BEGIN Dataset rows

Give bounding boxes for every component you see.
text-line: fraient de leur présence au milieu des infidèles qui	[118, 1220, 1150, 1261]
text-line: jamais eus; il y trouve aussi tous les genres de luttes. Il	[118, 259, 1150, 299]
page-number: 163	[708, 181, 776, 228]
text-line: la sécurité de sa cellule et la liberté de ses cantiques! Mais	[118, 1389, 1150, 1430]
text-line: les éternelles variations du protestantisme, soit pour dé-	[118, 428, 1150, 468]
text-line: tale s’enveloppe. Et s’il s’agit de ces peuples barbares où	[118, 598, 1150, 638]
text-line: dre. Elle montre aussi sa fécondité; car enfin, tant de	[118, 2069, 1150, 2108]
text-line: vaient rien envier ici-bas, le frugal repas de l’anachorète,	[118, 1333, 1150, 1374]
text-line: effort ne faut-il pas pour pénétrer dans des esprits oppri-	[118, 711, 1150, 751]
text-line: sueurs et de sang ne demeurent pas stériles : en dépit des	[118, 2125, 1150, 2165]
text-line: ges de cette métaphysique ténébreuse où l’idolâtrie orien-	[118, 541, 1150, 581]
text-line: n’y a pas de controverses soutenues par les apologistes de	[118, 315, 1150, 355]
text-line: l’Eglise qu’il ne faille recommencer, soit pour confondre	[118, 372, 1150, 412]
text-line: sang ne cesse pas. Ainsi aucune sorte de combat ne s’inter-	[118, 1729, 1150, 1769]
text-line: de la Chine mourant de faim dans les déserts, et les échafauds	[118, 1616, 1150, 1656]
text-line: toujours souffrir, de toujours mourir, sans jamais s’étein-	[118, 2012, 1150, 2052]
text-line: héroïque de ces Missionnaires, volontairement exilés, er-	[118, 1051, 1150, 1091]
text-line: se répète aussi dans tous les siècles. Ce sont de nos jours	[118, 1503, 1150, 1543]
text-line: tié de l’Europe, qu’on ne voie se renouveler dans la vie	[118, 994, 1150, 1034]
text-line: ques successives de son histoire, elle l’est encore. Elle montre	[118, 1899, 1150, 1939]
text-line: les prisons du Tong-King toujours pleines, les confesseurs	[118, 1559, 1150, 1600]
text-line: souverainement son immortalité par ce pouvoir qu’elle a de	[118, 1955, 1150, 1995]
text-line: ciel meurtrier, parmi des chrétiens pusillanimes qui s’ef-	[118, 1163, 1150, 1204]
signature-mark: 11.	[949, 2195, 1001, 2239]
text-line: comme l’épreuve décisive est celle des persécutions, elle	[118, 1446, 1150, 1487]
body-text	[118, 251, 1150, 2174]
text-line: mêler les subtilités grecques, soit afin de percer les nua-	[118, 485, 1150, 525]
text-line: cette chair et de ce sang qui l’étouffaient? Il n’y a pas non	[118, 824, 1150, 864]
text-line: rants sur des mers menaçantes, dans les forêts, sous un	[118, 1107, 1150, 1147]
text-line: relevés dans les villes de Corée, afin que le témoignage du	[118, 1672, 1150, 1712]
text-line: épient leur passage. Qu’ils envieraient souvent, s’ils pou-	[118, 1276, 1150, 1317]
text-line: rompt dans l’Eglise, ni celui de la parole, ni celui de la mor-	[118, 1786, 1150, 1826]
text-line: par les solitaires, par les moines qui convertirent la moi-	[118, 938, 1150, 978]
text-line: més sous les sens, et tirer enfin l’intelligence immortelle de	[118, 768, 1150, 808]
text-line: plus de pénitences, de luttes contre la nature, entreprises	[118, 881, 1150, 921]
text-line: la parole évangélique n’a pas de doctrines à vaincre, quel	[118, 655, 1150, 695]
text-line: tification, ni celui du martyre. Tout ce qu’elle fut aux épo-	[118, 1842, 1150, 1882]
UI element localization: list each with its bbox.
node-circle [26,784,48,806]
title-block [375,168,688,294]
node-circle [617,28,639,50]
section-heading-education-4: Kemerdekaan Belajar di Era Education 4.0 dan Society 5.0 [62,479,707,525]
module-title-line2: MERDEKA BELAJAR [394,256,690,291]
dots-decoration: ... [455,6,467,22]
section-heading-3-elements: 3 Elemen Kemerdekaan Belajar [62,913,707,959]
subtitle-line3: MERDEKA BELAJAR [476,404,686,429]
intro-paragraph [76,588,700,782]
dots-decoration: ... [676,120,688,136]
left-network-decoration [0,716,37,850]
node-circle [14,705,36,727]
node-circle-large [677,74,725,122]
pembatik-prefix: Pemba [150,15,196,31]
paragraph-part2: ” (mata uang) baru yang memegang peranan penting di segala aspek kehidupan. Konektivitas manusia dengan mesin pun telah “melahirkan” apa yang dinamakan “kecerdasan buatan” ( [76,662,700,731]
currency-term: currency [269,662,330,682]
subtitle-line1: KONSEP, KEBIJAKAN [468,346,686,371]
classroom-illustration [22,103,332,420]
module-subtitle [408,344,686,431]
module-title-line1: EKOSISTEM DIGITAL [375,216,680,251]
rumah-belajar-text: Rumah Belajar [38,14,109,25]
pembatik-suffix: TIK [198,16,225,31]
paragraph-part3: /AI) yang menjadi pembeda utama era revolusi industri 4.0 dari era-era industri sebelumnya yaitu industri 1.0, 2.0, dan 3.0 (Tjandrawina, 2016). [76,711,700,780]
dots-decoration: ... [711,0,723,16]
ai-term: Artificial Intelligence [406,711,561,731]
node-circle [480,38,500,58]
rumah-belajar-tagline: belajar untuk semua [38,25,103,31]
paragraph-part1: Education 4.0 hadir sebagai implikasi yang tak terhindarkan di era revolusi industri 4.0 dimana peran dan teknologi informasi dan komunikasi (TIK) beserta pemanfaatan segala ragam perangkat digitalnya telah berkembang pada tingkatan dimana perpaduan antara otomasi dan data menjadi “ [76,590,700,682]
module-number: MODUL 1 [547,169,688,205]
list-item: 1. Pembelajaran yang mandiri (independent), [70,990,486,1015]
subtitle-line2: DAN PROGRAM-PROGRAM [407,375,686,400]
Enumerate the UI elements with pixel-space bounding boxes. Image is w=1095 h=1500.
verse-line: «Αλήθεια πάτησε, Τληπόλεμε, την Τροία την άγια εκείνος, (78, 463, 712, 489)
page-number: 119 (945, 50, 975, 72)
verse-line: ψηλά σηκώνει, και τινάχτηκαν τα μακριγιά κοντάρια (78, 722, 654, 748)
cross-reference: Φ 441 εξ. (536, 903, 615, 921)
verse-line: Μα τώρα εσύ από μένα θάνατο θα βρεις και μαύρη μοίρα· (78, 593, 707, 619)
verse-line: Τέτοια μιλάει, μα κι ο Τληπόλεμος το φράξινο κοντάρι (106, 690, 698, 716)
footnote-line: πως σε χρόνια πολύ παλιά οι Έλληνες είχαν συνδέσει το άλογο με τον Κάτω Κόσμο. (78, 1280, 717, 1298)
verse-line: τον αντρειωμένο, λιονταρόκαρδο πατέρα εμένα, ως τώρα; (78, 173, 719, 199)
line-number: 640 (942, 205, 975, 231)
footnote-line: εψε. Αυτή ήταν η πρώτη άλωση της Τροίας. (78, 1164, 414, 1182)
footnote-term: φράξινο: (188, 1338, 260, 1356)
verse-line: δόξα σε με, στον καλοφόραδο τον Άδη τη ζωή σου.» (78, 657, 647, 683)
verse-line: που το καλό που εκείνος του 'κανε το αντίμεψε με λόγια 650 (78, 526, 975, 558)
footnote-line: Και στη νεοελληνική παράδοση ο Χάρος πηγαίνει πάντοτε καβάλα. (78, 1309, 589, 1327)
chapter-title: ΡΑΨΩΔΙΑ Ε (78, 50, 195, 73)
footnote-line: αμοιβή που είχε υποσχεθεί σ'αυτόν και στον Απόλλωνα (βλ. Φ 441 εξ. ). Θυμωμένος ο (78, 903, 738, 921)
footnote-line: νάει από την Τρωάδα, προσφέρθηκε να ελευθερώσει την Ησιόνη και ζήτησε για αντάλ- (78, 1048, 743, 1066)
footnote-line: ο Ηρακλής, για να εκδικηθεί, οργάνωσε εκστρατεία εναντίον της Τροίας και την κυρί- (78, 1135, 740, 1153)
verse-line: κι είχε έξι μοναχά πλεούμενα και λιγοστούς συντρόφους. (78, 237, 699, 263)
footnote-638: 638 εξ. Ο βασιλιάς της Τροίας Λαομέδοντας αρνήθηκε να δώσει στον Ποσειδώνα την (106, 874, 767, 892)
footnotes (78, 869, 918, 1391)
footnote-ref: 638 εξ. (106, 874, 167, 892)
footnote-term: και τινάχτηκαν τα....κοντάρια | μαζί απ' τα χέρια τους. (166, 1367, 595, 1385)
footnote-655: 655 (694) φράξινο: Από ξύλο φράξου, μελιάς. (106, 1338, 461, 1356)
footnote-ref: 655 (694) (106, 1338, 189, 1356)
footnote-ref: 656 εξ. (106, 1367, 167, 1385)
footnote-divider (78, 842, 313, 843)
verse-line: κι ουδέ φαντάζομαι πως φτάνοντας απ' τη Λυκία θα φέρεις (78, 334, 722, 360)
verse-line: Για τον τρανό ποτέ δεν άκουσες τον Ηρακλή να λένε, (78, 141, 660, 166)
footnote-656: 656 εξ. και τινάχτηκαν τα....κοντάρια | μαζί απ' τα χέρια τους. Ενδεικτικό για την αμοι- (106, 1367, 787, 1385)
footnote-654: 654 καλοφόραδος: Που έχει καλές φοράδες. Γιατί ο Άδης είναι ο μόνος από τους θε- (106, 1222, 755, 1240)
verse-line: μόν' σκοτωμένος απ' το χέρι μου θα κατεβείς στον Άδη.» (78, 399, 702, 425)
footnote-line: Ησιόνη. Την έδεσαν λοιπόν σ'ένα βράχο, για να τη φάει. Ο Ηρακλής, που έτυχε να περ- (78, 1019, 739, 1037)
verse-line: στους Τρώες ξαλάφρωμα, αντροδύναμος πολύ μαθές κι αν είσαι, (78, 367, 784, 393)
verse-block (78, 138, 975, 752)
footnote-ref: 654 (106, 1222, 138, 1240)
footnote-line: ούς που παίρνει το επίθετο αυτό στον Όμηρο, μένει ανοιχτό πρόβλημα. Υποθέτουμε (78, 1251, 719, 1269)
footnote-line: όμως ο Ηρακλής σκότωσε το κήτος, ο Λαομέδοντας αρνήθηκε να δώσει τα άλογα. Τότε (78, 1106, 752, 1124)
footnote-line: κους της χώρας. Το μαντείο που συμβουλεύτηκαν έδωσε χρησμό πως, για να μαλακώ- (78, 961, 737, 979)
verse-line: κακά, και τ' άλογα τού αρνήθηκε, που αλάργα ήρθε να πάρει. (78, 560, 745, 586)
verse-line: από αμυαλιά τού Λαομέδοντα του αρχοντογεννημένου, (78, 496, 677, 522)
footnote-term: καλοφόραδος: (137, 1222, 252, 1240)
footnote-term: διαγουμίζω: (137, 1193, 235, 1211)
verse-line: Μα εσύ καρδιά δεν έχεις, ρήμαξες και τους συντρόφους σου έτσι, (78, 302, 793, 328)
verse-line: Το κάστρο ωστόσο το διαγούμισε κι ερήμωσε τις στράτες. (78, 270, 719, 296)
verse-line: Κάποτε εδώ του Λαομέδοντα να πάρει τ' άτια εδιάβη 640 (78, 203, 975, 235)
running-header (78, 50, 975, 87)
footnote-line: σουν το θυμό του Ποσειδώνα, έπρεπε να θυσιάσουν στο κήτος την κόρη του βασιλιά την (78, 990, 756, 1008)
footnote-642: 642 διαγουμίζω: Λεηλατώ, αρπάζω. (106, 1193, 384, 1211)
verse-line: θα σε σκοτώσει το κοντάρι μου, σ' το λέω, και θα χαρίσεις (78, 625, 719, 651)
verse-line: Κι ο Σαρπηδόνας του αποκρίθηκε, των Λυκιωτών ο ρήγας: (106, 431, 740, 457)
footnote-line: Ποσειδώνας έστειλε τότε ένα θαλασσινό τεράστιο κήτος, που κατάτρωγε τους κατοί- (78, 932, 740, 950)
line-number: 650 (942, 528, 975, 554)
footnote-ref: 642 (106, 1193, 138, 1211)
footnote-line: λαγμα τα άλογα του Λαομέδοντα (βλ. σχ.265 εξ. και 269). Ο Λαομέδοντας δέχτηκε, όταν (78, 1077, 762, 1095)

END Dataset rows

Directions for this task:
Format the items above, from the first line through the line containing "text-line: héroïque de", as a Markdown table with the columns "Number" and "Entry". Put each line's row number under "Number" and the line itself under "Entry", and skip any blank lines.

Expected output:
| Number | Entry |
|---|---|
| 1 | Give bounding boxes for every component you see. |
| 2 | text-line: fraient de leur présence au milieu des infidèles qui	[118, 1220, 1150, 1261] |
| 3 | text-line: jamais eus; il y trouve aussi tous les genres de luttes. Il	[118, 259, 1150, 299] |
| 4 | page-number: 163	[708, 181, 776, 228] |
| 5 | text-line: la sécurité de sa cellule et la liberté de ses cantiques! Mais	[118, 1389, 1150, 1430] |
| 6 | text-line: les éternelles variations du protestantisme, soit pour dé-	[118, 428, 1150, 468] |
| 7 | text-line: tale s’enveloppe. Et s’il s’agit de ces peuples barbares où	[118, 598, 1150, 638] |
| 8 | text-line: dre. Elle montre aussi sa fécondité; car enfin, tant de	[118, 2069, 1150, 2108] |
| 9 | text-line: vaient rien envier ici-bas, le frugal repas de l’anachorète,	[118, 1333, 1150, 1374] |
| 10 | text-line: effort ne faut-il pas pour pénétrer dans des esprits oppri-	[118, 711, 1150, 751] |
| 11 | text-line: sueurs et de sang ne demeurent pas stériles : en dépit des	[118, 2125, 1150, 2165] |
| 12 | text-line: ges de cette métaphysique ténébreuse où l’idolâtrie orien-	[118, 541, 1150, 581] |
| 13 | text-line: n’y a pas de controverses soutenues par les apologistes de	[118, 315, 1150, 355] |
| 14 | text-line: l’Eglise qu’il ne faille recommencer, soit pour confondre	[118, 372, 1150, 412] |
| 15 | text-line: sang ne cesse pas. Ainsi aucune sorte de combat ne s’inter-	[118, 1729, 1150, 1769] |
| 16 | text-line: de la Chine mourant de faim dans les déserts, et les échafauds	[118, 1616, 1150, 1656] |
| 17 | text-line: toujours souffrir, de toujours mourir, sans jamais s’étein-	[118, 2012, 1150, 2052] |
| 18 | text-line: héroïque de ces Missionnaires, volontairement exilés, er-	[118, 1051, 1150, 1091] |